### EXERCISE TASKS
(A) In the wrestling recap, condense the paragraph that begins "Drew and Trent's January matches" into a short bulleted list that keeps its main facts.
(B) Write the next part of the wrestling recap, picking up after its final sentence.

### DOCUMENT SECTION
After covering WWE shows weekly for most of the year I thought I’d take this chance to have a look back on the year of wrestling, not to mention the chance to write more and more words about more and more matches. To that end, here is the first in a series of lists I’ll be counting down to celebrate the best performances from WWE in 2011.
And as we highlight the best and the brightest, spare a thought for those wrestlers who can’t even get a gig on a main show, toiling away on the C Shows every week, working matches that get maybe a couple thousand views on YouTube. But to their credit, these guys have taken the opportunity for more time and more freedom and worked hard to put on a LOT of awesome TV when hardly anybody has been looking. So first off lets take a look at what you may have missed…
I have to say, a couple of these were actually on Smackdown and don’t fall under the ‘C show’ criteria strictly speaking, but they are still things that happened so long ago and fell under the radar so I assume they passed most people by, and like everything on this list, its about highlighting some exceptional work that doesn’t deserve to be forgotten.
Drew McIntyre vs Trent Barreta (WWE Smackdown 14th & 21st January)
Drew and Trent’s January matches were some of the best squashes I’ve ever seen. They were actually the second and third matches of a trilogy that began on the 31st December 2010. That first match ended when Trent took a flying Undertaker dive over the top rope, missed Drew and Senton’d on the floor, landing right on his HEAD and DYING in the process. Afterwards Drew helpfully DDT’d the corpse on the floor to assist his recovery.
Which brings us to two weeks later and the first of our matches. Trent lashes out at Drew before the bell for trying to kill him, Drew takes this as a personal affront and proceeds to BEAT THE SH*T out of this young man. On the outside Drew literally throws a KNIFE EDGE CHOP TO THE FACE in one of the more brutal spots you’re likely to see on WWE TV. In the end, Trent manages to escape death and roll Drew up for the surprise three count. Drew, helpfully, goes backstage and pummels Trent into a wall for daring to roll him up.
So we need a decider. Trent again tries to get the jump on Drew early and prevent his death, and again Drew cuts him off and mauls him to his death – clubbing lariats into a nasty snap suplex, catching Trent off a springboard with a big ass Sky High. Drew actually wins after a Kurt Angle Top Rope Leap and Throw, calling back to Trent’s initial suicide leap of death and showing the brutality of these beatings; two of these matches have ended simply by Trent being killed by a nasty spill. They even continue afterwards when Drew offers his hand to Trent and Trent wisely cracks him in the face instead, leading to more brawling.

### DATA EXTRACT

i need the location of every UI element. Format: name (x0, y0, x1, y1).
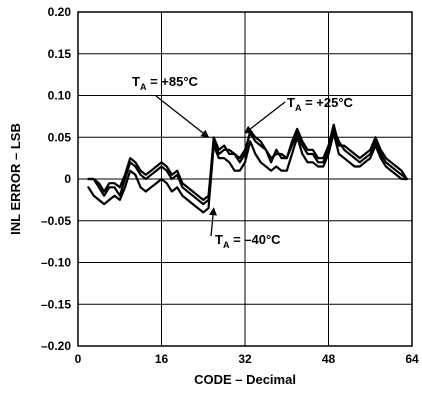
y-axis-label: INL ERROR – LSB (8, 123, 23, 235)
annotation-arrow-0 (155, 95, 210, 138)
y-tick-label: –0.15 (41, 297, 71, 311)
x-tick-label: 64 (405, 352, 419, 366)
series-line-2 (87, 132, 408, 214)
x-tick-label: 32 (238, 352, 252, 366)
y-tick-label: 0.20 (48, 5, 72, 19)
x-tick-label: 48 (322, 352, 336, 366)
y-tick-label: 0 (64, 172, 71, 186)
y-tick-label: –0.20 (41, 339, 71, 353)
x-tick-label: 0 (75, 352, 82, 366)
series-line-1 (87, 127, 408, 201)
annotation-arrow-1 (244, 101, 286, 134)
y-tick-labels: 0.20 0.15 0.10 0.05 0 –0.05 –0.10 –0.15 –0.20 (41, 5, 71, 353)
x-tick-labels: 0 16 32 48 64 (75, 352, 419, 366)
annotations-layer: TA = +85°C TA = +25°C TA = –40°C (132, 74, 354, 250)
plot-frame (77, 11, 413, 347)
y-tick-label: –0.10 (41, 256, 71, 270)
y-tick-label: –0.05 (41, 214, 71, 228)
y-tick-label: 0.05 (48, 130, 72, 144)
series-annotation-2: TA = –40°C (215, 232, 281, 250)
x-axis-label: CODE – Decimal (194, 372, 296, 387)
series-annotation-0: TA = +85°C (132, 74, 199, 92)
series-annotation-1: TA = +25°C (287, 95, 354, 113)
y-tick-label: 0.15 (48, 47, 72, 61)
y-tick-label: 0.10 (48, 89, 72, 103)
x-tick-label: 16 (155, 352, 169, 366)
annotation-arrow-2 (209, 207, 217, 237)
series-layer (87, 123, 408, 214)
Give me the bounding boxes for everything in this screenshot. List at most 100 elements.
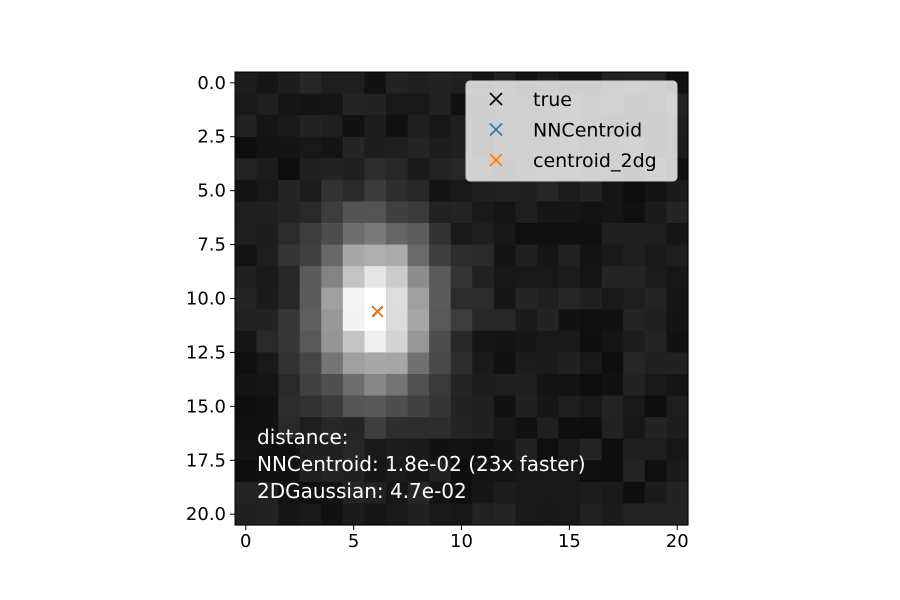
image-pixel [364,201,387,224]
image-pixel [235,352,258,375]
image-pixel [644,503,668,526]
image-pixel [623,374,646,397]
image-pixel [450,287,473,310]
image-pixel [278,136,301,159]
image-pixel [256,309,279,332]
image-pixel [342,223,366,246]
image-pixel [342,266,366,289]
image-pixel [429,266,452,289]
y-tick-label: 5.0 [197,181,226,202]
image-pixel [386,287,409,310]
x-tick-label: 5 [348,531,359,552]
image-pixel [256,330,279,354]
y-tick-label: 17.5 [186,450,226,471]
image-pixel [278,330,301,354]
image-pixel [429,309,452,332]
image-pixel [515,374,538,397]
image-pixel [299,266,322,289]
image-pixel [235,503,258,526]
image-pixel [644,352,668,375]
image-pixel [321,179,344,203]
image-pixel [580,460,603,483]
image-pixel [472,395,495,418]
image-pixel [601,179,624,203]
image-pixel [321,330,344,354]
image-pixel [278,287,301,310]
image-pixel [558,223,581,246]
image-pixel [493,309,517,332]
legend-label-nncentroid: NNCentroid [533,120,642,142]
image-pixel [623,309,646,332]
image-pixel [256,503,279,526]
image-pixel [644,223,668,246]
image-pixel [299,93,322,116]
image-pixel [493,352,517,375]
image-pixel [407,136,430,159]
image-pixel [386,115,409,138]
image-pixel [558,503,581,526]
image-pixel [278,115,301,138]
image-pixel [321,374,344,397]
marker-centroid-2dg [372,306,384,318]
image-pixel [386,244,409,267]
image-pixel [537,330,560,354]
image-pixel [256,223,279,246]
image-pixel [342,201,366,224]
image-pixel [342,244,366,267]
image-pixel [515,201,538,224]
image-pixel [342,352,366,375]
image-pixel [342,460,366,483]
image-pixel [299,503,322,526]
image-pixel [666,503,689,526]
image-pixel [407,395,430,418]
image-pixel [472,201,495,224]
image-pixel [644,438,668,461]
image-pixel [278,438,301,461]
image-pixel [429,72,452,95]
y-tick-label: 10.0 [186,289,226,310]
image-pixel [321,266,344,289]
image-pixel [278,417,301,440]
image-pixel [256,352,279,375]
image-pixel [256,395,279,418]
image-pixel [493,503,517,526]
x-tick-label: 15 [558,531,581,552]
image-pixel [235,481,258,505]
image-pixel [472,330,495,354]
image-pixel [558,395,581,418]
legend: true NNCentroid centroid_2dg [465,80,678,182]
image-pixel [342,503,366,526]
image-pixel [623,266,646,289]
y-tick-label: 12.5 [186,342,226,363]
image-pixel [342,179,366,203]
image-pixel [342,330,366,354]
image-pixel [558,201,581,224]
image-pixel [450,395,473,418]
image-pixel [299,417,322,440]
image-pixel [278,503,301,526]
image-pixel [321,244,344,267]
image-pixel [493,287,517,310]
image-pixel [493,481,517,505]
image-pixel [515,503,538,526]
image-pixel [601,201,624,224]
image-pixel [429,438,452,461]
image-pixel [580,330,603,354]
image-pixel [644,179,668,203]
image-pixel [601,309,624,332]
image-pixel [364,179,387,203]
image-pixel [493,438,517,461]
image-pixel [666,352,689,375]
image-pixel [666,223,689,246]
image-pixel [299,136,322,159]
image-pixel [407,503,430,526]
image-pixel [493,330,517,354]
image-pixel [407,72,430,95]
image-pixel [321,352,344,375]
image-pixel [666,395,689,418]
image-pixel [450,374,473,397]
legend-marker-centroid-2dg [489,153,503,167]
image-pixel [601,223,624,246]
image-pixel [364,223,387,246]
annotation-line: 2DGaussian: 4.7e-02 [257,479,467,503]
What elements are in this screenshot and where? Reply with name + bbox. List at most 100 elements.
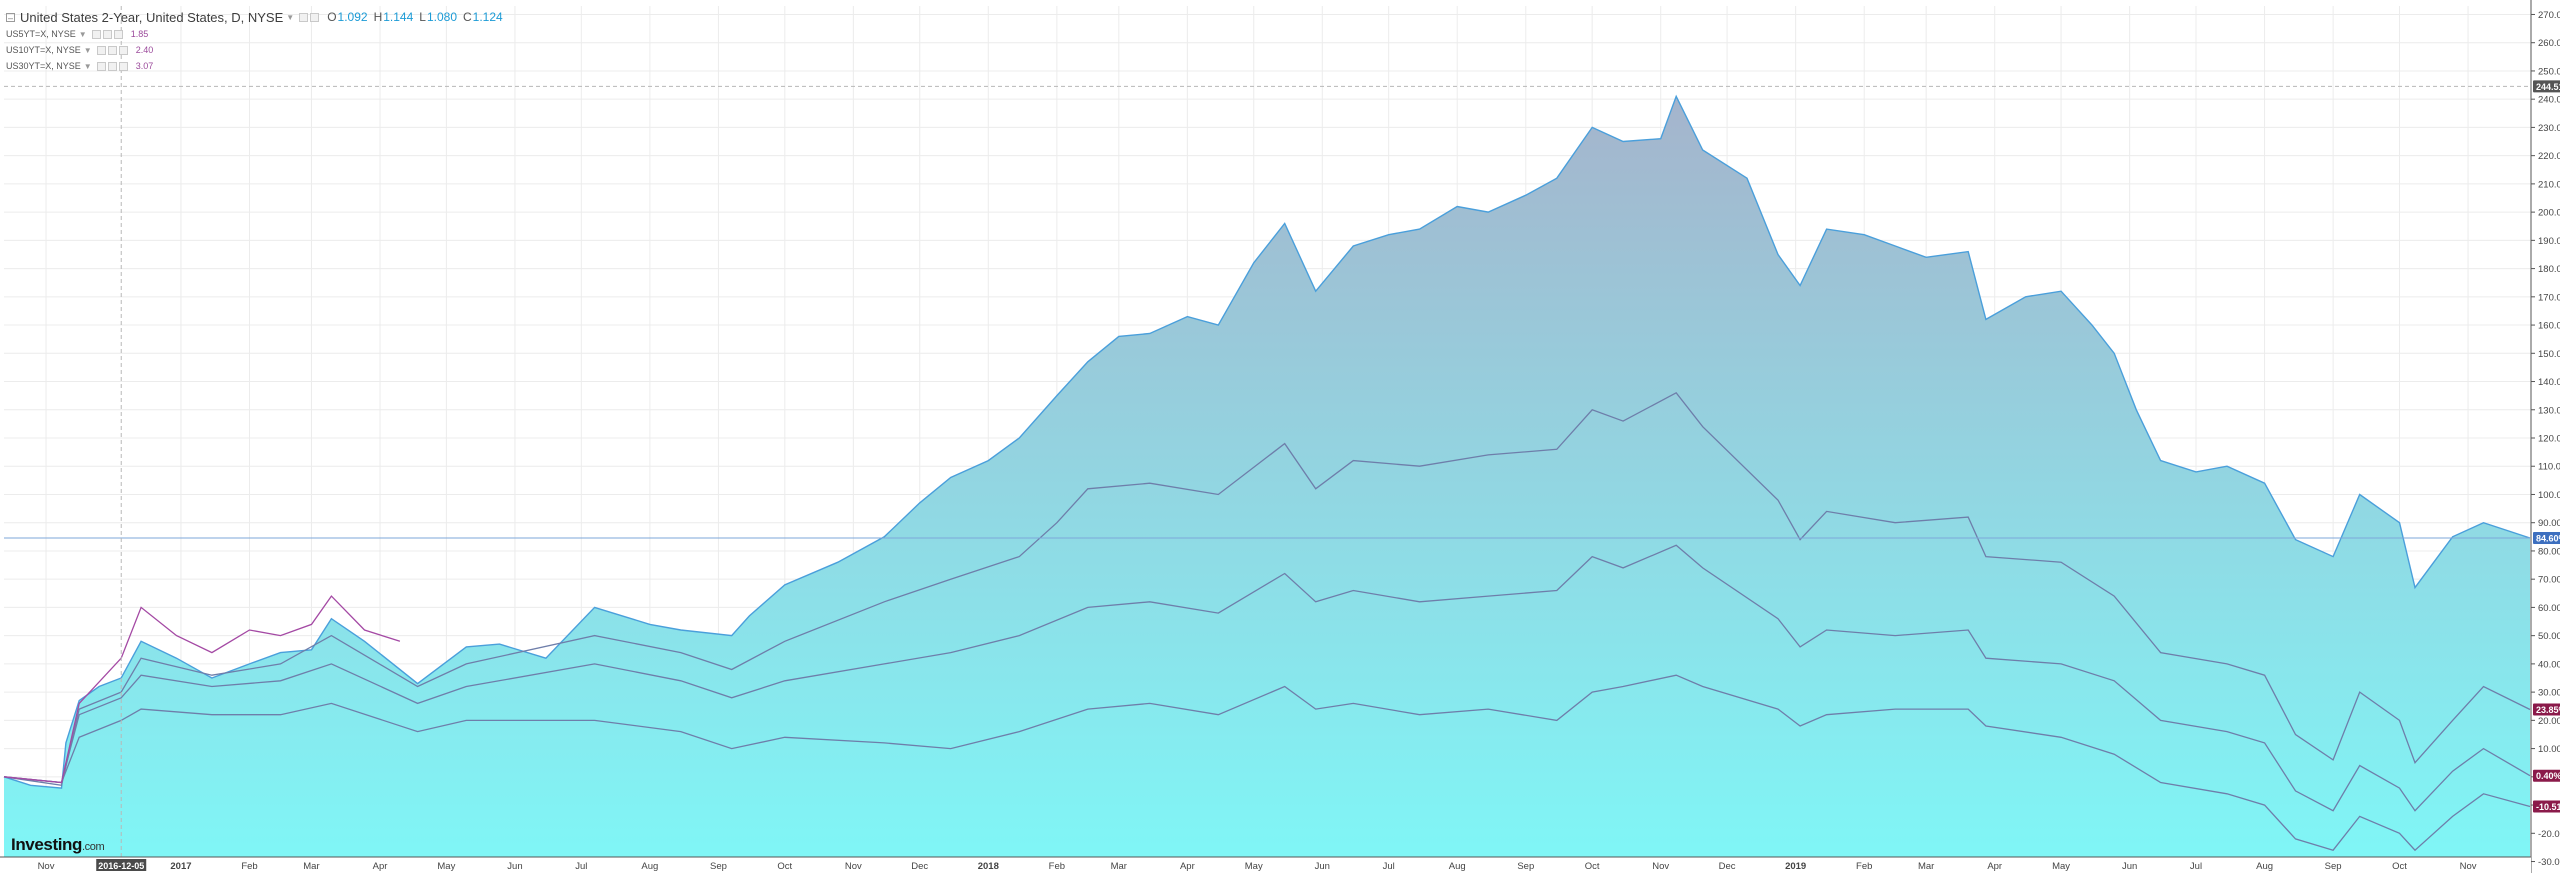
settings-icon[interactable] — [310, 12, 320, 22]
x-tick-label: 2019 — [1785, 861, 1806, 872]
collapse-legend-icon[interactable]: – — [6, 12, 15, 23]
x-tick-label: Feb — [241, 861, 257, 872]
settings-icon[interactable] — [102, 29, 112, 39]
comparison-value: 2.40 — [135, 45, 154, 55]
y-axis: 270.00% 260.00% 250.00% 240.00% 230.00% 220.0… — [2530, 0, 2560, 873]
y-tick-label: 110.00% — [2538, 462, 2560, 473]
y-tick-label: 100.00% — [2538, 490, 2560, 501]
y-tick-label: 140.00% — [2538, 377, 2560, 388]
legend-comparison-row: US30YT=X, NYSE ▼ 3.07 — [6, 58, 503, 74]
y-tick-label: 40.00% — [2538, 659, 2560, 670]
x-tick-label: Dec — [911, 861, 928, 872]
x-tick-label: Aug — [2256, 861, 2273, 872]
series-line-us2y — [3, 94, 2531, 789]
x-tick-label: Apr — [1987, 861, 2002, 872]
x-tick-label: Aug — [641, 861, 658, 872]
settings-icon[interactable] — [107, 45, 117, 55]
x-tick-label: May — [437, 861, 455, 872]
x-axis: Nov 2016-12-05 2017 Feb Mar Apr May Jun Jul Aug Se… — [0, 856, 2531, 873]
main-symbol-label[interactable]: United States 2-Year, United States, D, … — [20, 9, 284, 25]
x-tick-label: Jul — [1383, 861, 1395, 872]
last-price-badge-us10y: 0.40% — [2536, 771, 2560, 781]
x-tick-label: May — [2052, 861, 2070, 872]
chevron-down-icon[interactable]: ▼ — [78, 29, 87, 39]
x-tick-label: May — [1245, 861, 1263, 872]
close-icon[interactable] — [113, 29, 123, 39]
series-line-us5y — [3, 391, 2531, 787]
x-tick-label: Dec — [1719, 861, 1736, 872]
chevron-down-icon[interactable]: ▼ — [83, 45, 92, 55]
last-price-badge-us30y-bg — [2533, 800, 2560, 813]
y-tick-label: 250.00% — [2538, 66, 2560, 77]
last-price-badge-us10y-bg — [2533, 769, 2560, 782]
comparison-symbol-label[interactable]: US10YT=X, NYSE — [6, 45, 81, 55]
crosshair-price-badge-bg — [2533, 80, 2560, 93]
y-tick-label: 180.00% — [2538, 264, 2560, 275]
x-tick-label: Jun — [2122, 861, 2137, 872]
comparison-symbol-label[interactable]: US5YT=X, NYSE — [6, 29, 76, 39]
x-tick-label: Sep — [1517, 861, 1534, 872]
chevron-down-icon[interactable]: ▼ — [83, 61, 92, 71]
close-label: C — [463, 10, 472, 24]
crosshair-price-badge: 244.518 — [2536, 82, 2560, 92]
close-icon[interactable] — [118, 45, 128, 55]
last-price-badge-us5y-bg — [2533, 703, 2560, 716]
open-label: O — [327, 10, 337, 24]
x-tick-label: Mar — [303, 861, 319, 872]
close-icon[interactable] — [118, 61, 128, 71]
y-tick-label: 80.00% — [2538, 546, 2560, 557]
x-tick-label: Jul — [575, 861, 587, 872]
y-tick-label: 20.00% — [2538, 716, 2560, 727]
y-tick-label: 50.00% — [2538, 631, 2560, 642]
last-price-badge-us2y-bg — [2533, 531, 2560, 544]
x-crosshair-date-label: 2016-12-05 — [98, 861, 144, 871]
x-tick-label: Nov — [2460, 861, 2477, 872]
x-tick-label: Apr — [373, 861, 388, 872]
last-price-badge-us30y: -10.51% — [2536, 802, 2560, 812]
y-tick-label: 270.00% — [2538, 10, 2560, 21]
x-tick-label: Sep — [710, 861, 727, 872]
series-line-early — [3, 595, 401, 784]
close-number: 1.124 — [472, 10, 503, 24]
high-value: H1.144 — [374, 10, 414, 24]
y-tick-label: 160.00% — [2538, 321, 2560, 332]
y-tick-label: 220.00% — [2538, 151, 2560, 162]
x-tick-label: Nov — [1652, 861, 1669, 872]
y-tick-label: 240.00% — [2538, 95, 2560, 106]
open-value: O1.092 — [327, 10, 367, 24]
area-fill-us2y — [4, 96, 2530, 870]
chevron-down-icon[interactable]: ▼ — [286, 12, 295, 22]
comparison-symbol-label[interactable]: US30YT=X, NYSE — [6, 61, 81, 71]
comparison-value: 1.85 — [130, 29, 149, 39]
last-price-badge-us2y: 84.60% — [2536, 533, 2560, 543]
y-tick-label: 230.00% — [2538, 123, 2560, 134]
y-tick-label: 210.00% — [2538, 179, 2560, 190]
crosshair — [4, 6, 2530, 857]
x-tick-label: Oct — [777, 861, 792, 872]
x-tick-label: Apr — [1180, 861, 1195, 872]
x-tick-label: Oct — [1585, 861, 1600, 872]
x-tick-label: Feb — [1049, 861, 1065, 872]
logo-suffix: .com — [82, 841, 105, 853]
legend-comparison-row: US5YT=X, NYSE ▼ 1.85 — [6, 26, 503, 42]
eye-icon[interactable] — [96, 61, 106, 71]
high-number: 1.144 — [383, 10, 414, 24]
legend-comparison-row: US10YT=X, NYSE ▼ 2.40 — [6, 42, 503, 58]
legend-main-row: – United States 2-Year, United States, D… — [6, 8, 503, 26]
x-tick-label: 2017 — [170, 861, 191, 872]
eye-icon[interactable] — [91, 29, 101, 39]
settings-icon[interactable] — [107, 61, 117, 71]
y-tick-label: 170.00% — [2538, 292, 2560, 303]
y-tick-label: -20.00% — [2538, 829, 2560, 840]
eye-icon[interactable] — [96, 45, 106, 55]
logo-brand: Investing — [11, 835, 83, 854]
y-tick-label: 90.00% — [2538, 518, 2560, 529]
y-tick-label: 10.00% — [2538, 744, 2560, 755]
high-label: H — [373, 10, 383, 24]
legend: – United States 2-Year, United States, D… — [6, 8, 503, 74]
y-tick-label: 200.00% — [2538, 208, 2560, 219]
x-tick-label: Jul — [2190, 861, 2202, 872]
eye-icon[interactable] — [299, 12, 309, 22]
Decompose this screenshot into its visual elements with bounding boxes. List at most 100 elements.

### RESULTS FOR THE EXERCISE
(A)
- Drew and Trent's January matches were among the best squashes the writer has seen.
- They were the second and third matches of a trilogy that began on 31st December 2010.
- That first match ended when Trent attempted a flying Undertaker dive over the top rope, missed Drew and landed on his head on the floor.
- Drew then DDT'd him on the floor.

(B)
Drew was at his vicious, brawling, ass kicking best here. Trent, for his part, was a great little babyface and sold the crap out of all of Drew’s offense. These are amazing squashes that are honestly worth going out of your way to watch.
Divas Matches on WWE Superstars
I wish I could write up so many of their matches, but there’s only so many words I can use (even by my standards) until you’re here for days reading my crap. Suffice to say, Superstars is a place for the under-appreciated to work, and there are none more in need of TV time than these women. When given the chance here they really do some business.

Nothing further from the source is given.